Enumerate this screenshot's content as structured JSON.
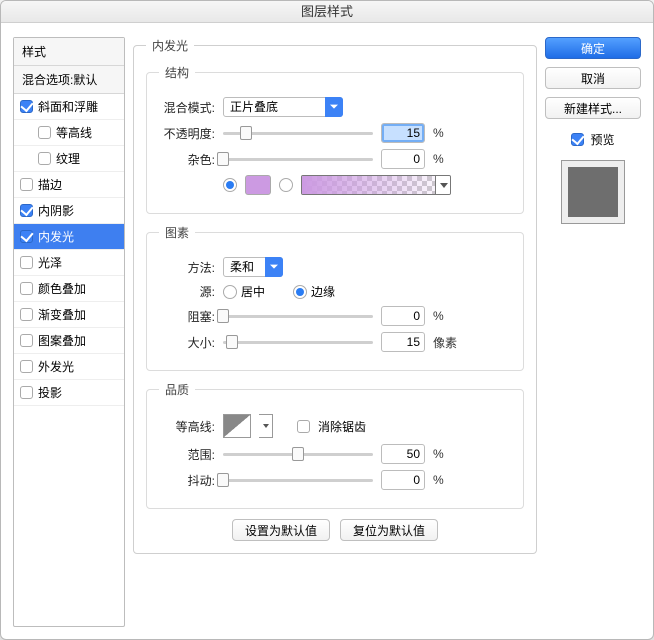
{
  "title": "图层样式",
  "sidebar": {
    "styles_header": "样式",
    "blend_header": "混合选项:默认",
    "items": [
      {
        "label": "斜面和浮雕",
        "checked": true,
        "indent": 0
      },
      {
        "label": "等高线",
        "checked": false,
        "indent": 1
      },
      {
        "label": "纹理",
        "checked": false,
        "indent": 1
      },
      {
        "label": "描边",
        "checked": false,
        "indent": 0
      },
      {
        "label": "内阴影",
        "checked": true,
        "indent": 0
      },
      {
        "label": "内发光",
        "checked": true,
        "indent": 0,
        "selected": true
      },
      {
        "label": "光泽",
        "checked": false,
        "indent": 0
      },
      {
        "label": "颜色叠加",
        "checked": false,
        "indent": 0
      },
      {
        "label": "渐变叠加",
        "checked": false,
        "indent": 0
      },
      {
        "label": "图案叠加",
        "checked": false,
        "indent": 0
      },
      {
        "label": "外发光",
        "checked": false,
        "indent": 0
      },
      {
        "label": "投影",
        "checked": false,
        "indent": 0
      }
    ]
  },
  "panel": {
    "group_title": "内发光",
    "structure": {
      "title": "结构",
      "blend_mode_label": "混合模式:",
      "blend_mode_value": "正片叠底",
      "opacity_label": "不透明度:",
      "opacity_value": "15",
      "pct_a": "%",
      "noise_label": "杂色:",
      "noise_value": "0",
      "pct_b": "%",
      "color_hex": "#cc9ae2"
    },
    "elements": {
      "title": "图素",
      "technique_label": "方法:",
      "technique_value": "柔和",
      "source_label": "源:",
      "source_center": "居中",
      "source_edge": "边缘",
      "choke_label": "阻塞:",
      "choke_value": "0",
      "pct_c": "%",
      "size_label": "大小:",
      "size_value": "15",
      "size_unit": "像素"
    },
    "quality": {
      "title": "品质",
      "contour_label": "等高线:",
      "antialias_label": "消除锯齿",
      "range_label": "范围:",
      "range_value": "50",
      "pct_d": "%",
      "jitter_label": "抖动:",
      "jitter_value": "0",
      "pct_e": "%"
    },
    "defaults": {
      "make_default": "设置为默认值",
      "reset_default": "复位为默认值"
    }
  },
  "right": {
    "ok": "确定",
    "cancel": "取消",
    "new_style": "新建样式...",
    "preview_label": "预览"
  }
}
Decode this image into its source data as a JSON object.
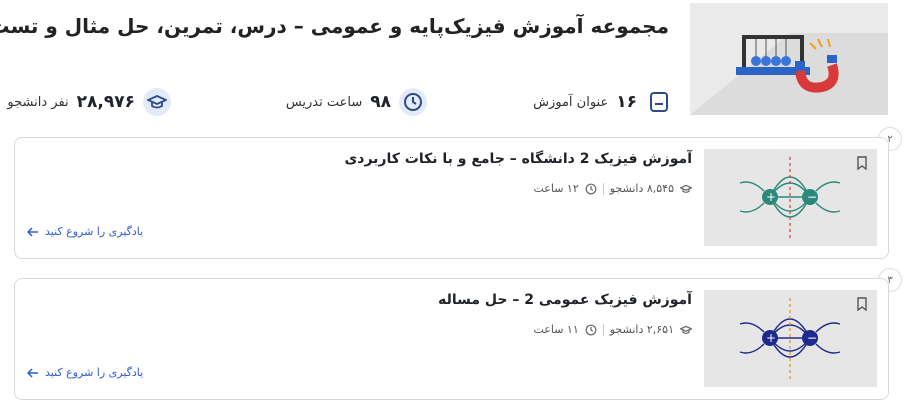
{
  "hero": {
    "title": "مجموعه آموزش فیزیک‌پایه و عمومی – درس، تمرین، حل مثال و تست",
    "stats": [
      {
        "icon": "book-icon",
        "value": "۱۶",
        "label": "عنوان آموزش"
      },
      {
        "icon": "clock-icon",
        "value": "۹۸",
        "label": "ساعت تدریس"
      },
      {
        "icon": "graduation-cap-icon",
        "value": "۲۸,۹۷۶",
        "label": "نفر دانشجو"
      }
    ]
  },
  "courses": [
    {
      "index": "۲",
      "title": "آموزش فیزیک 2 دانشگاه – جامع و با نکات کاربردی",
      "students": "۸,۵۴۵ دانشجو",
      "hours": "۱۲ ساعت",
      "cta": "یادگیری را شروع کنید",
      "thumb_color": "#2a8a7a"
    },
    {
      "index": "۳",
      "title": "آموزش فیزیک عمومی 2 – حل مساله",
      "students": "۲,۶۵۱ دانشجو",
      "hours": "۱۱ ساعت",
      "cta": "یادگیری را شروع کنید",
      "thumb_color": "#1e2a8c"
    }
  ],
  "colors": {
    "accent": "#2e5bd6",
    "icon_bg": "#e3ebfa",
    "border": "#d6d9de"
  }
}
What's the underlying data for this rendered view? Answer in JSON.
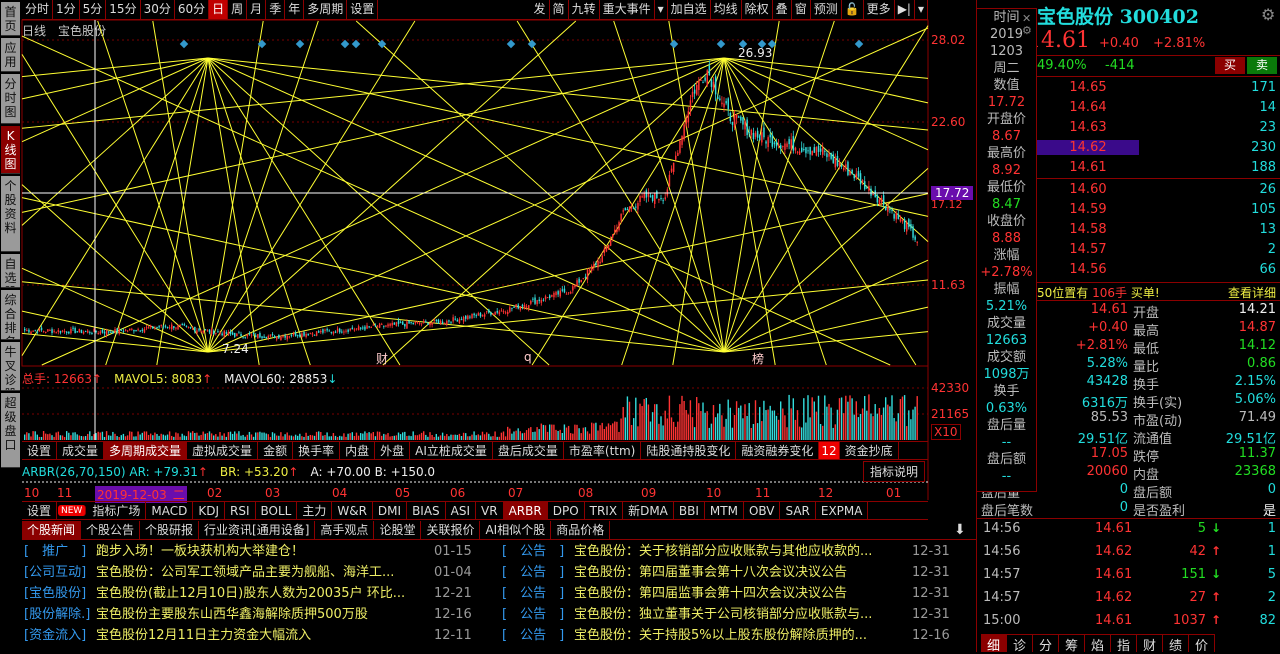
{
  "sidebar": [
    "首页",
    "应用",
    "分时图",
    "K线图",
    "个股资料",
    "自选股",
    "综合排名",
    "牛叉诊股",
    "超级盘口"
  ],
  "toolbar_left": [
    "分时",
    "1分",
    "5分",
    "15分",
    "30分",
    "60分",
    "日",
    "周",
    "月",
    "季",
    "年",
    "多周期",
    "设置"
  ],
  "toolbar_right": [
    "发",
    "简",
    "九转",
    "重大事件",
    "▾",
    "加自选",
    "均线",
    "除权",
    "叠",
    "窗",
    "预测",
    "🔓",
    "更多",
    "▶|",
    "▾"
  ],
  "chart": {
    "title": "日线",
    "name": "宝色股份",
    "axis": [
      "28.02",
      "22.60",
      "17.72",
      "17.12",
      "11.63"
    ],
    "high_label": "26.93",
    "low_label": "7.24",
    "markers": [
      "财",
      "q",
      "榜"
    ]
  },
  "kline": {
    "anchors": [
      [
        0,
        8.6
      ],
      [
        40,
        8.5
      ],
      [
        70,
        8.9
      ],
      [
        100,
        8.3
      ],
      [
        120,
        8.2
      ],
      [
        150,
        8.6
      ],
      [
        170,
        8.9
      ],
      [
        200,
        9.2
      ],
      [
        230,
        10.0
      ],
      [
        260,
        11.3
      ],
      [
        275,
        13.5
      ],
      [
        285,
        16.5
      ],
      [
        295,
        17.5
      ],
      [
        305,
        17.6
      ],
      [
        318,
        24.5
      ],
      [
        325,
        26.0
      ],
      [
        335,
        23
      ],
      [
        350,
        21.5
      ],
      [
        365,
        21
      ],
      [
        380,
        20.5
      ],
      [
        395,
        19
      ],
      [
        410,
        17
      ],
      [
        420,
        15.5
      ],
      [
        425,
        14.6
      ]
    ]
  },
  "volume": {
    "label": "总手: 12663",
    "mavol5": "MAVOL5: 8083",
    "mavol60": "MAVOL60: 28853",
    "axis": [
      "42330",
      "21165",
      "X10"
    ]
  },
  "vol_tabs": [
    "设置",
    "成交量",
    "多周期成交量",
    "虚拟成交量",
    "金额",
    "换手率",
    "内盘",
    "外盘",
    "AI立桩成交量",
    "盘后成交量",
    "市盈率(ttm)",
    "陆股通持股变化",
    "融资融券变化",
    "12",
    "资金抄底"
  ],
  "arbr": {
    "name": "ARBR(26,70,150)",
    "ar": "AR: +79.31",
    "br": "BR: +53.20",
    "a": "A: +70.00",
    "b": "B: +150.0",
    "help": "指标说明"
  },
  "dates": [
    "10",
    "11",
    "2019-12-03_二",
    "02",
    "03",
    "04",
    "05",
    "06",
    "07",
    "08",
    "09",
    "10",
    "11",
    "12",
    "01"
  ],
  "ind_tabs": [
    "设置",
    "NEW",
    "指标广场",
    "MACD",
    "KDJ",
    "RSI",
    "BOLL",
    "主力",
    "W&R",
    "DMI",
    "BIAS",
    "ASI",
    "VR",
    "ARBR",
    "DPO",
    "TRIX",
    "新DMA",
    "BBI",
    "MTM",
    "OBV",
    "SAR",
    "EXPMA"
  ],
  "news_tabs": [
    "个股新闻",
    "个股公告",
    "个股研报",
    "行业资讯[通用设备]",
    "高手观点",
    "论股堂",
    "关联报价",
    "AI相似个股",
    "商品价格"
  ],
  "news_left": [
    {
      "tag": "[　推广　]",
      "title": "跑步入场！一板块获机构大举建仓！",
      "date": "01-15"
    },
    {
      "tag": "[公司互动]",
      "title": "宝色股份：公司军工领域产品主要为舰船、海洋工...",
      "date": "01-04"
    },
    {
      "tag": "[宝色股份]",
      "title": "宝色股份(截止12月10日)股东人数为20035户 环比...",
      "date": "12-21"
    },
    {
      "tag": "[股份解除.]",
      "title": "宝色股份主要股东山西华鑫海解除质押500万股",
      "date": "12-16"
    },
    {
      "tag": "[资金流入]",
      "title": "宝色股份12月11日主力资金大幅流入",
      "date": "12-11"
    }
  ],
  "news_right": [
    {
      "tag": "[　公告　]",
      "title": "宝色股份：关于核销部分应收账款与其他应收款的...",
      "date": "12-31"
    },
    {
      "tag": "[　公告　]",
      "title": "宝色股份：第四届董事会第十八次会议决议公告",
      "date": "12-31"
    },
    {
      "tag": "[　公告　]",
      "title": "宝色股份：第四届监事会第十四次会议决议公告",
      "date": "12-31"
    },
    {
      "tag": "[　公告　]",
      "title": "宝色股份：独立董事关于公司核销部分应收账款与...",
      "date": "12-31"
    },
    {
      "tag": "[　公告　]",
      "title": "宝色股份：关于持股5%以上股东股份解除质押的...",
      "date": "12-16"
    }
  ],
  "popup": [
    "时间",
    "2019",
    "1203",
    "周二",
    "数值",
    "17.72",
    "开盘价",
    "8.67",
    "最高价",
    "8.92",
    "最低价",
    "8.47",
    "收盘价",
    "8.88",
    "涨幅",
    "+2.78%",
    "振幅",
    "5.21%",
    "成交量",
    "12663",
    "成交额",
    "1098万",
    "换手",
    "0.63%",
    "盘后量",
    "--",
    "盘后额",
    "--"
  ],
  "quote": {
    "name": "宝色股份 300402",
    "price": "14.61",
    "change": "+0.40",
    "pct": "+2.81%",
    "ratio": "49.40%",
    "diff": "-414",
    "buy": "买",
    "sell": "卖"
  },
  "orderbook": [
    [
      "14.65",
      "171"
    ],
    [
      "14.64",
      "14"
    ],
    [
      "14.63",
      "23"
    ],
    [
      "14.62",
      "230"
    ],
    [
      "14.61",
      "188"
    ],
    [
      "14.60",
      "26"
    ],
    [
      "14.59",
      "105"
    ],
    [
      "14.58",
      "13"
    ],
    [
      "14.57",
      "2"
    ],
    [
      "14.56",
      "66"
    ]
  ],
  "alert": {
    "prefix": "50位置有",
    "qty": "106手",
    "suffix": "买单!",
    "detail": "查看详细"
  },
  "stats": [
    {
      "lv": "14.61",
      "lab": "开盘",
      "rv": "14.21"
    },
    {
      "lv": "+0.40",
      "lab": "最高",
      "rv": "14.87"
    },
    {
      "lv": "+2.81%",
      "lab": "最低",
      "rv": "14.12"
    },
    {
      "lv": "5.28%",
      "lab": "量比",
      "rv": "0.86"
    },
    {
      "lv": "43428",
      "lab": "换手",
      "rv": "2.15%"
    },
    {
      "lv": "6316万",
      "lab": "换手(实)",
      "rv": "5.06%"
    },
    {
      "lv": "85.53",
      "lab": "市盈(动)",
      "rv": "71.49"
    },
    {
      "lv": "29.51亿",
      "lab": "流通值",
      "rv": "29.51亿"
    },
    {
      "lv": "17.05",
      "lab": "跌停",
      "rv": "11.37"
    },
    {
      "lv": "20060",
      "lab": "内盘",
      "rv": "23368"
    },
    {
      "ll": "盘后量",
      "lv": "0",
      "lab": "盘后额",
      "rv": "0"
    },
    {
      "ll": "盘后笔数",
      "lv": "0",
      "lab": "是否盈利",
      "rv": "是"
    }
  ],
  "ticks": [
    [
      "14:56",
      "14.61",
      "5",
      "1",
      "down"
    ],
    [
      "14:56",
      "14.62",
      "42",
      "1",
      "up"
    ],
    [
      "14:57",
      "14.61",
      "151",
      "5",
      "down"
    ],
    [
      "14:57",
      "14.62",
      "27",
      "2",
      "up"
    ],
    [
      "15:00",
      "14.61",
      "1037",
      "82",
      "up"
    ]
  ],
  "bottom_tabs": [
    "细",
    "诊",
    "分",
    "筹",
    "焰",
    "指",
    "财",
    "绩",
    "价"
  ]
}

★ ★ ★

EXERCISE: Copy out each line of the records where the string "data" appears.

EXERCISE OUTPUT:
Decode this image into its source data as a JSON object.
What's the underlying data for this rendered view? Answer in JSON.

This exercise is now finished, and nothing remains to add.